Report how many lines include the word "Durocher", and nothing besides that number.

(Records)

=====

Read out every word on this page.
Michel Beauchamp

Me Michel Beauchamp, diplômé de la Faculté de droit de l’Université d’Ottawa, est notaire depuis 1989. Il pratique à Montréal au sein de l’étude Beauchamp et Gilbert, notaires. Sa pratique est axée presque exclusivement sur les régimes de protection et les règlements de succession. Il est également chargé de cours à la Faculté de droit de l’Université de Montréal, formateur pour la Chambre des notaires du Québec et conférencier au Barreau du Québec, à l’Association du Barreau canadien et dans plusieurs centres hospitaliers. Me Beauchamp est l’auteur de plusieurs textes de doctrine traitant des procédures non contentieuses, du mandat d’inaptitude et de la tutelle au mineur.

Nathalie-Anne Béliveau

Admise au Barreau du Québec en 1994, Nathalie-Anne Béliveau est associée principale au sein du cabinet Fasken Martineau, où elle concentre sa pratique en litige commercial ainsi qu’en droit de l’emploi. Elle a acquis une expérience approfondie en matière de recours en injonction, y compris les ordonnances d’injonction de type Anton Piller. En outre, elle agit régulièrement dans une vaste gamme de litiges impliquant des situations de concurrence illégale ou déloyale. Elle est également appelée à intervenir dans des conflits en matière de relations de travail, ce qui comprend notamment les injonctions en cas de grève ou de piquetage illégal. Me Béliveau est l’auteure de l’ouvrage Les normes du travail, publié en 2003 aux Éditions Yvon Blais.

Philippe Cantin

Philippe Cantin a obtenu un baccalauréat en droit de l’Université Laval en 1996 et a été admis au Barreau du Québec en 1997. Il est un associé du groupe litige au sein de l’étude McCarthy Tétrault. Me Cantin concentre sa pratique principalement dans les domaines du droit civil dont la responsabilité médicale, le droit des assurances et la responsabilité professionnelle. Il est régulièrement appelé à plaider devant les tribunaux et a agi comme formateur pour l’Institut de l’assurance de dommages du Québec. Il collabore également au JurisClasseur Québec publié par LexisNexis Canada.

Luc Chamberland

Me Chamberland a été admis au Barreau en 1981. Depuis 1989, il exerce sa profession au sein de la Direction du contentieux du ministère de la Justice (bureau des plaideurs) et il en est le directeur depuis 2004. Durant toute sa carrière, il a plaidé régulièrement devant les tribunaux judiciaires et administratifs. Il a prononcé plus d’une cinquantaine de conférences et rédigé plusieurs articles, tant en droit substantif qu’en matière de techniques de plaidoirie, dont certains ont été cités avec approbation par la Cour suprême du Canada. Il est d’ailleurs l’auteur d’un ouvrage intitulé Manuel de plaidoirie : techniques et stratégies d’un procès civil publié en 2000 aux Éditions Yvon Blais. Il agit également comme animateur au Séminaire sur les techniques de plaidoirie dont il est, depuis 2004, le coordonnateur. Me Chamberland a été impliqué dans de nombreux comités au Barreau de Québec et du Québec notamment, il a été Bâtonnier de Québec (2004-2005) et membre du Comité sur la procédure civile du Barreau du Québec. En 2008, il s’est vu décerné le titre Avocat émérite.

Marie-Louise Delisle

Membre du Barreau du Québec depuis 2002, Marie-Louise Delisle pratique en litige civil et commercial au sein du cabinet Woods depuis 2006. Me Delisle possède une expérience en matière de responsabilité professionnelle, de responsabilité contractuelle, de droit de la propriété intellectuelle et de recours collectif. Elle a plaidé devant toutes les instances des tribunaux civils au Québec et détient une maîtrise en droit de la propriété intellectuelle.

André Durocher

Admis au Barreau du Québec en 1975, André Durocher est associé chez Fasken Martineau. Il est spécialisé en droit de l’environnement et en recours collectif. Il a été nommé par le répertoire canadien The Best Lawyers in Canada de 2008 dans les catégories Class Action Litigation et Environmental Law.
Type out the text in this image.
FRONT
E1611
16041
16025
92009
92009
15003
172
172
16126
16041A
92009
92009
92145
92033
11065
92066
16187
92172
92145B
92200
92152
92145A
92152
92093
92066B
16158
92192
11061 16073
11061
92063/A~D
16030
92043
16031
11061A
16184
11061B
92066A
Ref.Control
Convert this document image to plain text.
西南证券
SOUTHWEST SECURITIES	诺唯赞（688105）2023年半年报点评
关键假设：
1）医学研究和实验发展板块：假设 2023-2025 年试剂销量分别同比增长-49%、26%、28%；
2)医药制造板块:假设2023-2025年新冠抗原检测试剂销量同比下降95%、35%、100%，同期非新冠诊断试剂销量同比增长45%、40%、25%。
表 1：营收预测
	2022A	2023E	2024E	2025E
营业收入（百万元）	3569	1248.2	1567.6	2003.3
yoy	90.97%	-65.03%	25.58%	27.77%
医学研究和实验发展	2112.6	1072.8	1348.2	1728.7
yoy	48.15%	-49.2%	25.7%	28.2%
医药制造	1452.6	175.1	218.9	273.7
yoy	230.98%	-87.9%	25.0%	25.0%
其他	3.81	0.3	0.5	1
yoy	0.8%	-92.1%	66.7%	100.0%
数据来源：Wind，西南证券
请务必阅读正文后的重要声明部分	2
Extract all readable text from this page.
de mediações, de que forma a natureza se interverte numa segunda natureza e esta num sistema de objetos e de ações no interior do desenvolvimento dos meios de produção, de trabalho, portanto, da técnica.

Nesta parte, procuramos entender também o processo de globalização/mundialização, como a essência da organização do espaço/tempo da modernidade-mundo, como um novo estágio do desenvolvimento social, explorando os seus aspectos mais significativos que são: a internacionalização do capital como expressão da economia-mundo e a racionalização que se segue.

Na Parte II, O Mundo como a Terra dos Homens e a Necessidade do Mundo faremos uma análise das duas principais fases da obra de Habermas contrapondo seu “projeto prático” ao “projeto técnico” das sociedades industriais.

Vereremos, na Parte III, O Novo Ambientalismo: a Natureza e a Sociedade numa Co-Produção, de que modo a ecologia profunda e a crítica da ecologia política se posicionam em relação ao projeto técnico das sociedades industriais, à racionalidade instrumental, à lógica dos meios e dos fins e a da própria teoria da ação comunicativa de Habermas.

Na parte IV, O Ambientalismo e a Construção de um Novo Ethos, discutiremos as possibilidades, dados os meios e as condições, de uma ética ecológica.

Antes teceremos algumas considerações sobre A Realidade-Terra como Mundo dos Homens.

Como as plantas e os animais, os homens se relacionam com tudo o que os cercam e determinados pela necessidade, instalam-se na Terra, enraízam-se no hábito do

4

=====

■ **Solution for this exercise**: 2